==== DATA ENTRIES ====

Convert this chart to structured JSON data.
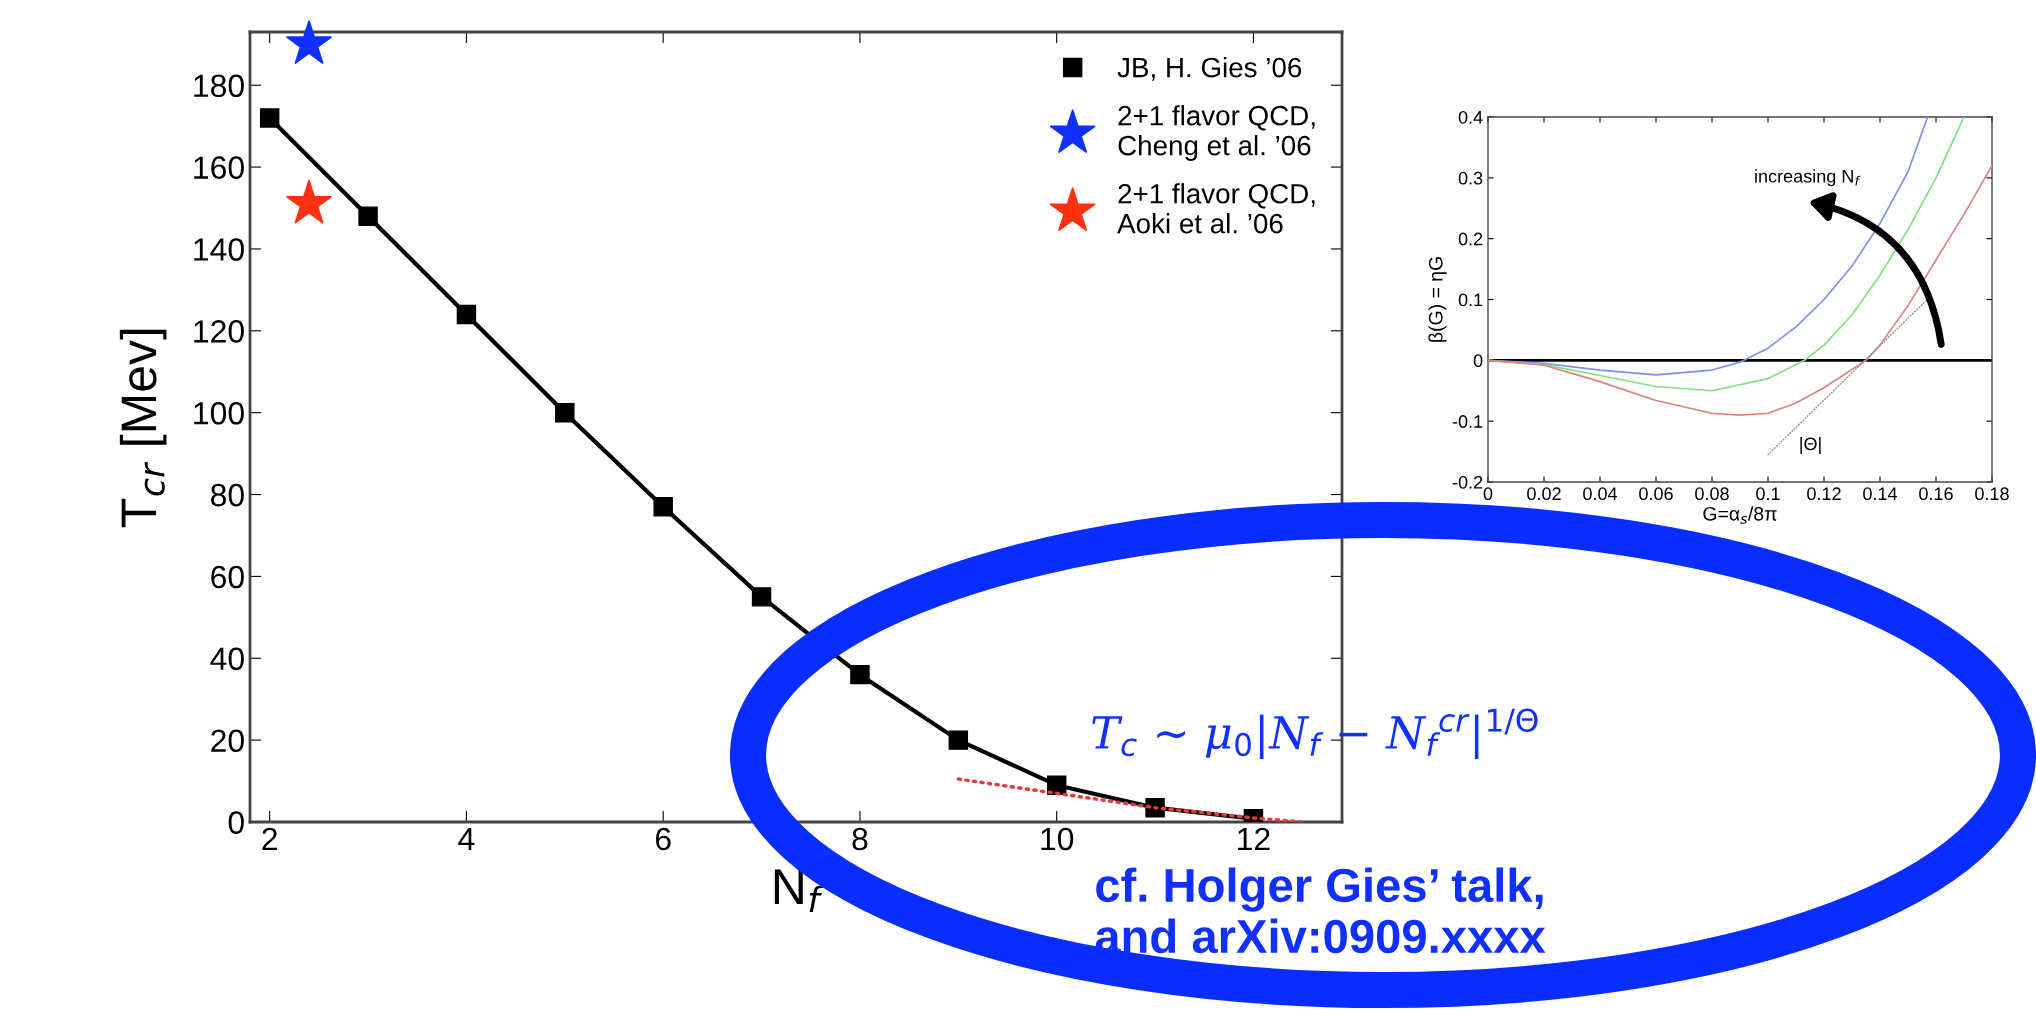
{
  "chart_data": [
    {
      "type": "line",
      "xlabel": "N$_{f}$",
      "ylabel": "T$_{cr}$ [Mev]",
      "xlim": [
        1.8,
        12.9
      ],
      "ylim": [
        0,
        193
      ],
      "xticks": [
        2,
        4,
        6,
        8,
        10,
        12
      ],
      "yticks": [
        0,
        20,
        40,
        60,
        80,
        100,
        120,
        140,
        160,
        180
      ],
      "grid": false,
      "legend": "top right",
      "series": [
        {
          "name": "JB, H. Gies ’06",
          "type": "line",
          "marker": "square",
          "line_style": "solid",
          "color": "#000000",
          "x": [
            2,
            3,
            4,
            5,
            6,
            7,
            8,
            9,
            10,
            11,
            12
          ],
          "values": [
            172,
            148,
            124,
            100,
            77,
            55,
            36,
            20,
            9,
            3.5,
            0.8
          ]
        },
        {
          "name": "2+1 flavor QCD,\nCheng et al. ’06",
          "type": "scatter",
          "marker": "star",
          "color": "#1030ff",
          "x": [
            2.4
          ],
          "values": [
            190
          ]
        },
        {
          "name": "2+1 flavor QCD,\nAoki et al. ’06",
          "type": "scatter",
          "marker": "star",
          "color": "#ff3010",
          "x": [
            2.4
          ],
          "values": [
            151
          ]
        },
        {
          "type": "line",
          "marker": "none",
          "line_style": "dotted",
          "color": "#e83a3a",
          "x": [
            9,
            10,
            11,
            12,
            12.5
          ],
          "values": [
            10.5,
            7,
            3.5,
            1,
            0
          ]
        }
      ],
      "annotations": [
        "T$_{c}$ ∼ μ$_{0}$|N$_{f}$ − N$_{f}$$^{cr}$|$^{1/Θ}$",
        "cf. Holger Gies’ talk,\nand arXiv:0909.xxxx"
      ]
    },
    {
      "type": "line",
      "xlabel": "G=α$_{s}$/8π",
      "ylabel": "β(G) = ηG",
      "xlim": [
        0,
        0.18
      ],
      "ylim": [
        -0.2,
        0.4
      ],
      "xticks": [
        0,
        0.02,
        0.04,
        0.06,
        0.08,
        0.1,
        0.12,
        0.14,
        0.16,
        0.18
      ],
      "yticks": [
        -0.2,
        -0.1,
        0,
        0.1,
        0.2,
        0.3,
        0.4
      ],
      "grid": false,
      "legend": false,
      "series": [
        {
          "color": "#8090f0",
          "line_style": "solid",
          "x": [
            0,
            0.02,
            0.04,
            0.06,
            0.08,
            0.09,
            0.1,
            0.11,
            0.12,
            0.13,
            0.14,
            0.15,
            0.157
          ],
          "values": [
            0,
            -0.005,
            -0.016,
            -0.024,
            -0.016,
            -0.003,
            0.02,
            0.055,
            0.1,
            0.155,
            0.225,
            0.31,
            0.4
          ]
        },
        {
          "color": "#80e080",
          "line_style": "solid",
          "x": [
            0,
            0.02,
            0.04,
            0.06,
            0.08,
            0.1,
            0.113,
            0.12,
            0.13,
            0.14,
            0.15,
            0.16,
            0.17
          ],
          "values": [
            0,
            -0.007,
            -0.025,
            -0.043,
            -0.05,
            -0.03,
            0,
            0.025,
            0.075,
            0.14,
            0.215,
            0.3,
            0.4
          ]
        },
        {
          "color": "#e08080",
          "line_style": "solid",
          "x": [
            0,
            0.02,
            0.04,
            0.06,
            0.08,
            0.09,
            0.1,
            0.11,
            0.12,
            0.13,
            0.135,
            0.14,
            0.15,
            0.16,
            0.17,
            0.18
          ],
          "values": [
            0,
            -0.008,
            -0.035,
            -0.066,
            -0.087,
            -0.09,
            -0.087,
            -0.07,
            -0.045,
            -0.015,
            0,
            0.025,
            0.09,
            0.165,
            0.24,
            0.32
          ]
        },
        {
          "color": "#909090",
          "line_style": "dotted",
          "x": [
            0.1,
            0.158
          ],
          "values": [
            -0.155,
            0.105
          ]
        }
      ],
      "ref_lines": [
        {
          "axis": "y",
          "value": 0,
          "color": "#000000",
          "line_style": "solid"
        }
      ],
      "annotations": [
        "increasing N$_{f}$",
        "|Θ|"
      ]
    }
  ]
}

====

Find the lines above that contain the word "Gies" and collect them.

● FINISHED TASK:
          "name": "JB, H. Gies ’06",
        "cf. Holger Gies’ talk,\nand arXiv:0909.xxxx"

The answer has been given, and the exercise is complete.